TO DO:
Omit the pictures and output every entry below exactly as written.
==== TASK DATA ====
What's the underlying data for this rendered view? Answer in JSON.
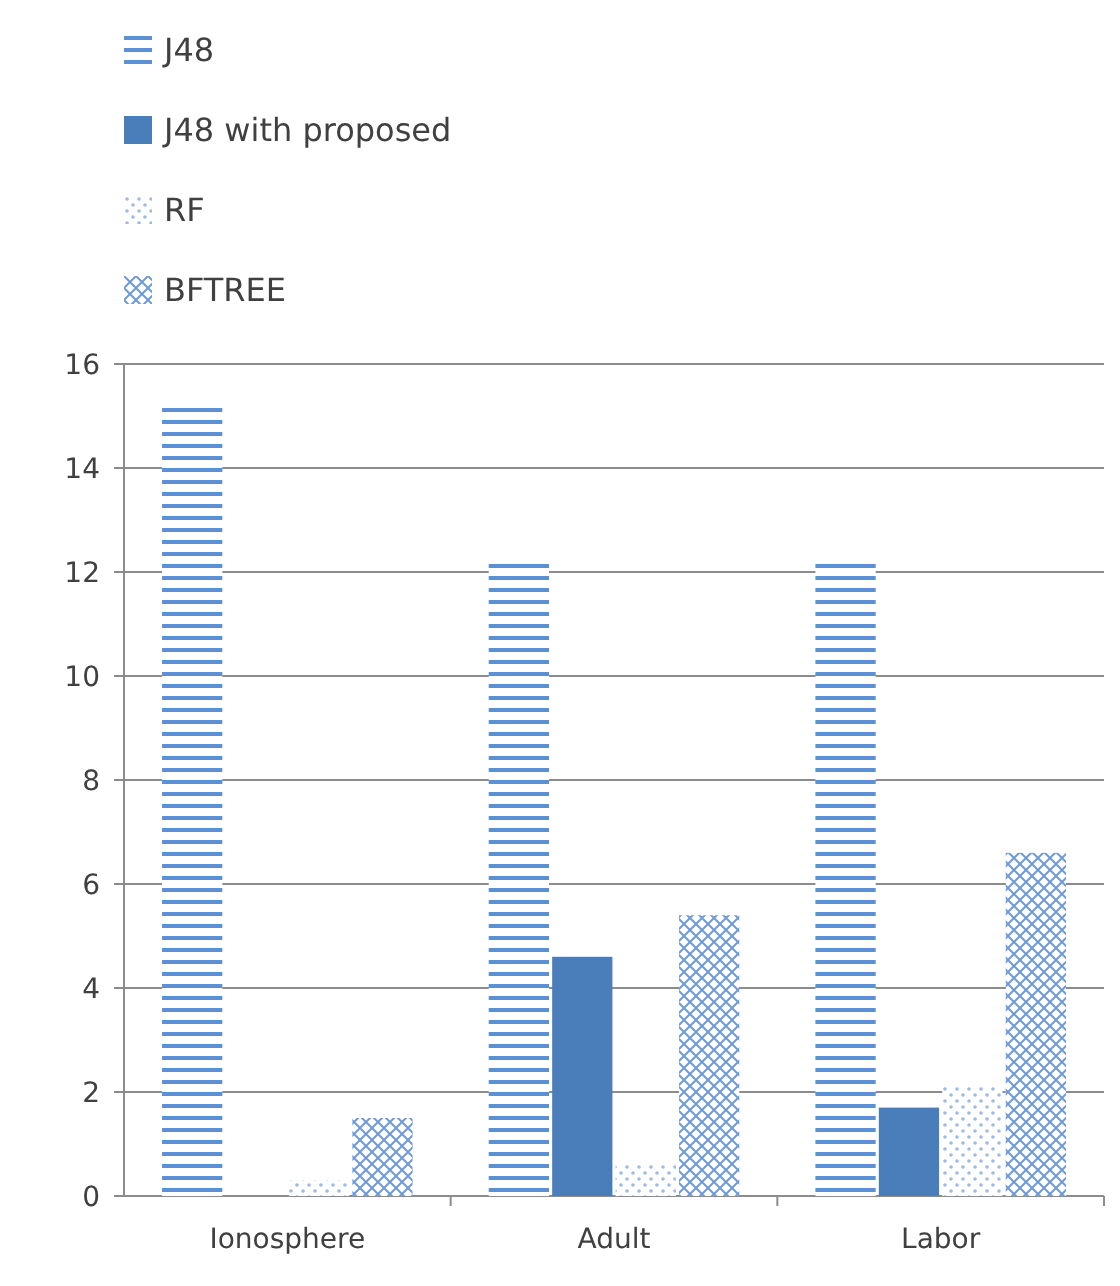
{
  "chart_data": {
    "type": "bar",
    "categories": [
      "Ionosphere",
      "Adult",
      "Labor"
    ],
    "series": [
      {
        "name": "J48",
        "color": "#5b8fd6",
        "values": [
          15.2,
          12.2,
          12.2
        ]
      },
      {
        "name": "J48 with proposed",
        "color": "#4a7ebb",
        "values": [
          0,
          4.6,
          1.7
        ]
      },
      {
        "name": "RF",
        "color": "#9dbbe6",
        "values": [
          0.3,
          0.6,
          2.1
        ]
      },
      {
        "name": "BFTREE",
        "color": "#6f9ad8",
        "values": [
          1.5,
          5.4,
          6.6
        ]
      }
    ],
    "ylim": [
      0,
      16
    ],
    "yticks": [
      0,
      2,
      4,
      6,
      8,
      10,
      12,
      14,
      16
    ],
    "grid": "y",
    "legend": "top left"
  }
}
====
OUTPUT:
What's the underlying data for this rendered view? Answer in JSON.
{
  "chart_data": {
    "type": "bar",
    "categories": [
      "Ionosphere",
      "Adult",
      "Labor"
    ],
    "series": [
      {
        "name": "J48",
        "color": "#5b8fd6",
        "values": [
          15.2,
          12.2,
          12.2
        ]
      },
      {
        "name": "J48 with proposed",
        "color": "#4a7ebb",
        "values": [
          0,
          4.6,
          1.7
        ]
      },
      {
        "name": "RF",
        "color": "#9dbbe6",
        "values": [
          0.3,
          0.6,
          2.1
        ]
      },
      {
        "name": "BFTREE",
        "color": "#6f9ad8",
        "values": [
          1.5,
          5.4,
          6.6
        ]
      }
    ],
    "ylim": [
      0,
      16
    ],
    "yticks": [
      0,
      2,
      4,
      6,
      8,
      10,
      12,
      14,
      16
    ],
    "grid": "y",
    "legend": "top left"
  }
}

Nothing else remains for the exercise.